*INFORMATION SHOWN*.
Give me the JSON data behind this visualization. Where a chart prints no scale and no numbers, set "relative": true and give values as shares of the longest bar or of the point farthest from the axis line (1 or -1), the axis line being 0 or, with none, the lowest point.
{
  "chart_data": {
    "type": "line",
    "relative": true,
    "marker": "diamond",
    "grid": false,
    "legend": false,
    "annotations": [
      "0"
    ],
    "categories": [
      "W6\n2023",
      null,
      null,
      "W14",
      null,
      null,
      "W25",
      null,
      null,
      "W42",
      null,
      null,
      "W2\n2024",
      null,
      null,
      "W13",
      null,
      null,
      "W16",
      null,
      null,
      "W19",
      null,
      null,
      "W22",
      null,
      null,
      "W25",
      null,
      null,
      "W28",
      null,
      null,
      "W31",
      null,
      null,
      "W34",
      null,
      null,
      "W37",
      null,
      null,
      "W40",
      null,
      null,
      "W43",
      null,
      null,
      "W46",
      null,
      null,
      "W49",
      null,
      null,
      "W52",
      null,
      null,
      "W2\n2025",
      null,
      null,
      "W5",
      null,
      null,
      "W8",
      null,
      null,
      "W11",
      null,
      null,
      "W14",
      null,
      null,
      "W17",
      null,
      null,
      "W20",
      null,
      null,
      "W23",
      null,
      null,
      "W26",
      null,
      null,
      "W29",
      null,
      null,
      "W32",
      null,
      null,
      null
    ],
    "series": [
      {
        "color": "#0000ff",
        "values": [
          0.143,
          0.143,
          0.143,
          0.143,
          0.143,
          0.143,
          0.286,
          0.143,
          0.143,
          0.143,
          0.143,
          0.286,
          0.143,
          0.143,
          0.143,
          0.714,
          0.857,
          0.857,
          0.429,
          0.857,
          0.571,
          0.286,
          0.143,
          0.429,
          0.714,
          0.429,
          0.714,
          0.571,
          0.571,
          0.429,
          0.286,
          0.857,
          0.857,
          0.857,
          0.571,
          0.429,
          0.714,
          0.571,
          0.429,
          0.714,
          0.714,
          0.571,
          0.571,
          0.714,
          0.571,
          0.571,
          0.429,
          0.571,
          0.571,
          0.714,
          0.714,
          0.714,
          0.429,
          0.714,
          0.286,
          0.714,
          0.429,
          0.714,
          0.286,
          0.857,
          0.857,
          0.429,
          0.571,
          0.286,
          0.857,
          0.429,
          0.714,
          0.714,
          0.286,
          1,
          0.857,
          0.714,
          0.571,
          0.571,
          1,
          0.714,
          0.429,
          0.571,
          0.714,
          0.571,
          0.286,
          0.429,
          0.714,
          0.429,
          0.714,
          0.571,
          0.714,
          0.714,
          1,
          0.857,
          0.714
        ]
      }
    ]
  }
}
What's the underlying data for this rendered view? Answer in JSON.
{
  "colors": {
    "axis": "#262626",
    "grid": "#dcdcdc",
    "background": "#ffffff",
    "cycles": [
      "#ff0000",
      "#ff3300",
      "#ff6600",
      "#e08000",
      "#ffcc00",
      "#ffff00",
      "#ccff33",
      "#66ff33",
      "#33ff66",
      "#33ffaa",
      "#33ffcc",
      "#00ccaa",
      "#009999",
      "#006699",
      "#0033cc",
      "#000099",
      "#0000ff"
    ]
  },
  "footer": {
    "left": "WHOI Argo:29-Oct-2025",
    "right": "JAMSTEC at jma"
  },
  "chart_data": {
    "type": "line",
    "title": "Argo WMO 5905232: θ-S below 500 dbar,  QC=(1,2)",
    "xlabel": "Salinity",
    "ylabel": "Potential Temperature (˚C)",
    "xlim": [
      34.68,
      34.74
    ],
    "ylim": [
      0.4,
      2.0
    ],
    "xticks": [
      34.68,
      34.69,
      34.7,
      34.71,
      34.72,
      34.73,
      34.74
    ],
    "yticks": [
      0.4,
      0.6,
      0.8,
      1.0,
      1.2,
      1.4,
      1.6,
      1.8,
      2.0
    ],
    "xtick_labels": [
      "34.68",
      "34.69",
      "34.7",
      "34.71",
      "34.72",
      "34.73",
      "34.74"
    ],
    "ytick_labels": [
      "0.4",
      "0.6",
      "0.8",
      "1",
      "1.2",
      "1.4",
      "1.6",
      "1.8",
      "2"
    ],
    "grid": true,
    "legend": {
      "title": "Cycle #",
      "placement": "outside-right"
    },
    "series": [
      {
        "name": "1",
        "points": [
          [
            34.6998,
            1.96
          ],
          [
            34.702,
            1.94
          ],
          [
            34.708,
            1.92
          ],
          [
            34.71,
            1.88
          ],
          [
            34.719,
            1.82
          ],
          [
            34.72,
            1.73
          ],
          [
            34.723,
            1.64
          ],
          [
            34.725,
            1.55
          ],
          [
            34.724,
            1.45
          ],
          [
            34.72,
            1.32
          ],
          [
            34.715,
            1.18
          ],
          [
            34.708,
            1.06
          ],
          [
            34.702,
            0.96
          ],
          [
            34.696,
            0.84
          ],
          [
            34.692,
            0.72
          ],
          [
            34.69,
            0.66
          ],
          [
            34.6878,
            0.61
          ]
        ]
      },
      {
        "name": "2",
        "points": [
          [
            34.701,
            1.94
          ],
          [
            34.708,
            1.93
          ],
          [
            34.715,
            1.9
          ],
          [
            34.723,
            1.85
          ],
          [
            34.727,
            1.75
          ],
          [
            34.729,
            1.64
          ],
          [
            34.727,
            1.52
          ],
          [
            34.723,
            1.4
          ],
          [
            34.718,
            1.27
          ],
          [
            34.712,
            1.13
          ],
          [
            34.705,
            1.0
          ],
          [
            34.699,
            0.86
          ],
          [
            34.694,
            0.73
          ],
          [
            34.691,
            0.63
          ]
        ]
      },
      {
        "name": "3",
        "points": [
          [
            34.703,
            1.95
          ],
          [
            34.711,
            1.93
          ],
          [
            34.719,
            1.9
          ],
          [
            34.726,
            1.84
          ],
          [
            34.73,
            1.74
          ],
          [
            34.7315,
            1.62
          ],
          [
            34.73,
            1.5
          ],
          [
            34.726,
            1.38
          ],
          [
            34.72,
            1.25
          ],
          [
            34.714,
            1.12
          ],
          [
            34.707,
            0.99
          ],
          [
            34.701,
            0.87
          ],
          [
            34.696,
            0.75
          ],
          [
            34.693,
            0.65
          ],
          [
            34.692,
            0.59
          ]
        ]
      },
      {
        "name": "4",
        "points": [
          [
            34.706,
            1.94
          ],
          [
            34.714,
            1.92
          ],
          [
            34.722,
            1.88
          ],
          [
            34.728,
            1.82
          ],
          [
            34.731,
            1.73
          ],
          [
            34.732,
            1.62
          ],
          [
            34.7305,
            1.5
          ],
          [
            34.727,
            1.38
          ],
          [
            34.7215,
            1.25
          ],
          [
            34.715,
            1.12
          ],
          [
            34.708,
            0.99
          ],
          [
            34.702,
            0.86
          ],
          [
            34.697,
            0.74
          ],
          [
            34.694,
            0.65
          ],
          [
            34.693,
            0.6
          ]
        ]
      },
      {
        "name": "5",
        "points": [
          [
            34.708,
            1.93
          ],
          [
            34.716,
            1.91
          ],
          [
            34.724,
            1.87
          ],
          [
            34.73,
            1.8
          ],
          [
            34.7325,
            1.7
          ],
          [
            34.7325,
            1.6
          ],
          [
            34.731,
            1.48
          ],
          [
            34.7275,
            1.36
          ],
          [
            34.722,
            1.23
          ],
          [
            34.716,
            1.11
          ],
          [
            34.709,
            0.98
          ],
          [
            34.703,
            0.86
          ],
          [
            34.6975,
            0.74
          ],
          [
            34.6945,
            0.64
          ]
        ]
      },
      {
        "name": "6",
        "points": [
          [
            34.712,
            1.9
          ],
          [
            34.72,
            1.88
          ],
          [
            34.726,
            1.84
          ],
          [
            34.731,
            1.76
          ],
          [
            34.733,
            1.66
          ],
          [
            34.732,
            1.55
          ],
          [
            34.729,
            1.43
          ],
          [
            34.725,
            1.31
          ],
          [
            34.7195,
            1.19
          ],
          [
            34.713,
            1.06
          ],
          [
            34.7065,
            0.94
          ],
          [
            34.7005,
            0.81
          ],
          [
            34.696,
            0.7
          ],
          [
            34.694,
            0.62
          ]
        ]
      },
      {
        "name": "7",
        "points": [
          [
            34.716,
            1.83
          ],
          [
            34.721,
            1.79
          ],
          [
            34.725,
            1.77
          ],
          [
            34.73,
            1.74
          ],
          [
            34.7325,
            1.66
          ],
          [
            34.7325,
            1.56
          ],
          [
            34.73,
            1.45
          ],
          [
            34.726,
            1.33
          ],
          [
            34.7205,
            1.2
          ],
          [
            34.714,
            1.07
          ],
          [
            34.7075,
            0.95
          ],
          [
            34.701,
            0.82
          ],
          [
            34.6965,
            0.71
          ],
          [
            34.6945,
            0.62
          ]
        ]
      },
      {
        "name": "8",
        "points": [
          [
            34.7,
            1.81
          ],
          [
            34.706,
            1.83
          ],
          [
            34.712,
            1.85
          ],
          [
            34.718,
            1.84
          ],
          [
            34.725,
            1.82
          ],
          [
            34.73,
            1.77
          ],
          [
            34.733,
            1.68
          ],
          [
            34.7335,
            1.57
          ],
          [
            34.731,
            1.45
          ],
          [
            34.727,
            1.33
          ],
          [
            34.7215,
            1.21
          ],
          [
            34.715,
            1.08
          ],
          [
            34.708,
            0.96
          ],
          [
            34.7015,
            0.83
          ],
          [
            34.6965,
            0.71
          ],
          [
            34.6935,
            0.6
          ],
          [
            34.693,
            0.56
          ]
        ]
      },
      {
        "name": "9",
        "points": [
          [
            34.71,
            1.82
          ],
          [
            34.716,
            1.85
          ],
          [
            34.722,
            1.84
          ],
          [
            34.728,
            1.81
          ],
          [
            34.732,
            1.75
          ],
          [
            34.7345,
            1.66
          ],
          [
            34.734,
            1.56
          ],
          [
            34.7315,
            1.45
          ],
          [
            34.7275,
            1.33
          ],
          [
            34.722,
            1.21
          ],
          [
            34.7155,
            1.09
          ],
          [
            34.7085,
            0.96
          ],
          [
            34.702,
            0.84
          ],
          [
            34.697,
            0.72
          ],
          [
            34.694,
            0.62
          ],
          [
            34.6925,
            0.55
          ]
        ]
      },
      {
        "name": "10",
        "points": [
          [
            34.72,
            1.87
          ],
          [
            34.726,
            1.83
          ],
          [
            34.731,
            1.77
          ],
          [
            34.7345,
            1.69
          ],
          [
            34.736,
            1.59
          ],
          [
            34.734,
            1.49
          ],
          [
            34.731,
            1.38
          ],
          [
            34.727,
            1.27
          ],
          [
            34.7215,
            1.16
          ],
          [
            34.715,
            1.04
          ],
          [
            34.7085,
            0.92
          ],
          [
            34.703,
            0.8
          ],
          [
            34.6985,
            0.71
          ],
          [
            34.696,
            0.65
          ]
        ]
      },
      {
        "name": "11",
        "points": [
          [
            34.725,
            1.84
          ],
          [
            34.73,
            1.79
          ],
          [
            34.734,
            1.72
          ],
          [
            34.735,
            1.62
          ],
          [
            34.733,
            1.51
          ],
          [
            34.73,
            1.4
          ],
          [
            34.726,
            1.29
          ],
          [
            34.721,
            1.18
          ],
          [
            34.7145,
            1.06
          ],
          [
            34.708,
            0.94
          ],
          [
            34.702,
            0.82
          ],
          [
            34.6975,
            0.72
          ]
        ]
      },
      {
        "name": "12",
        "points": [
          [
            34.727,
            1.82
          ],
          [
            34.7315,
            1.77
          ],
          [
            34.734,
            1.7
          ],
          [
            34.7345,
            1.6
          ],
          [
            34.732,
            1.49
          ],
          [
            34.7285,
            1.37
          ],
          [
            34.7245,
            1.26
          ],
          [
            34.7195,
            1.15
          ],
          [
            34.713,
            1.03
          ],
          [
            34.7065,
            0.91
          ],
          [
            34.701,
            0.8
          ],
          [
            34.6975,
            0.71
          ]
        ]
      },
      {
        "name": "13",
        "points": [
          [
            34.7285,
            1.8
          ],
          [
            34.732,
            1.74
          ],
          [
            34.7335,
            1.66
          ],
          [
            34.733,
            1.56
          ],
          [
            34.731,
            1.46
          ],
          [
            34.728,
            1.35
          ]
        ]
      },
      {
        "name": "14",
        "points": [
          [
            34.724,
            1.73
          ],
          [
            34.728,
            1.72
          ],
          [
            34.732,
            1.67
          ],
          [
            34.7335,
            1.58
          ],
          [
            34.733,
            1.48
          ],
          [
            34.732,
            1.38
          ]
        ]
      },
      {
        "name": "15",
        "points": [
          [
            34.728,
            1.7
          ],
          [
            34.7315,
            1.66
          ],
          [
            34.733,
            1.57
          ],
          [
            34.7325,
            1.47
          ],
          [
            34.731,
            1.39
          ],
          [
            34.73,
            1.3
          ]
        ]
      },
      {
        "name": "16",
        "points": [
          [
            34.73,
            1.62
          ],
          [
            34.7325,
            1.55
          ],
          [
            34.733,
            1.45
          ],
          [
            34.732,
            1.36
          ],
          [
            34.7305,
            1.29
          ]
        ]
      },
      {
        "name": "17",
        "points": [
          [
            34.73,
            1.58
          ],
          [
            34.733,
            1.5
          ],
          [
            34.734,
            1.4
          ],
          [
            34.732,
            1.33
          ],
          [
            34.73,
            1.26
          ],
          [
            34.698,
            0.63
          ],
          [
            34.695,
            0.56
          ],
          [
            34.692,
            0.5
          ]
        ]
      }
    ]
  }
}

*STATED EXERCISE*. Search the listing for the string "true". Copy each line where it turns up.

*FINISHED EXERCISE*.
Give me the JSON data behind this visualization. Where a chart prints no scale and no numbers, set "relative": true and give values as shares of the longest bar or of the point farthest from the axis line (1 or -1), the axis line being 0 or, with none, the lowest point.
    "relative": true,
    "grid": true,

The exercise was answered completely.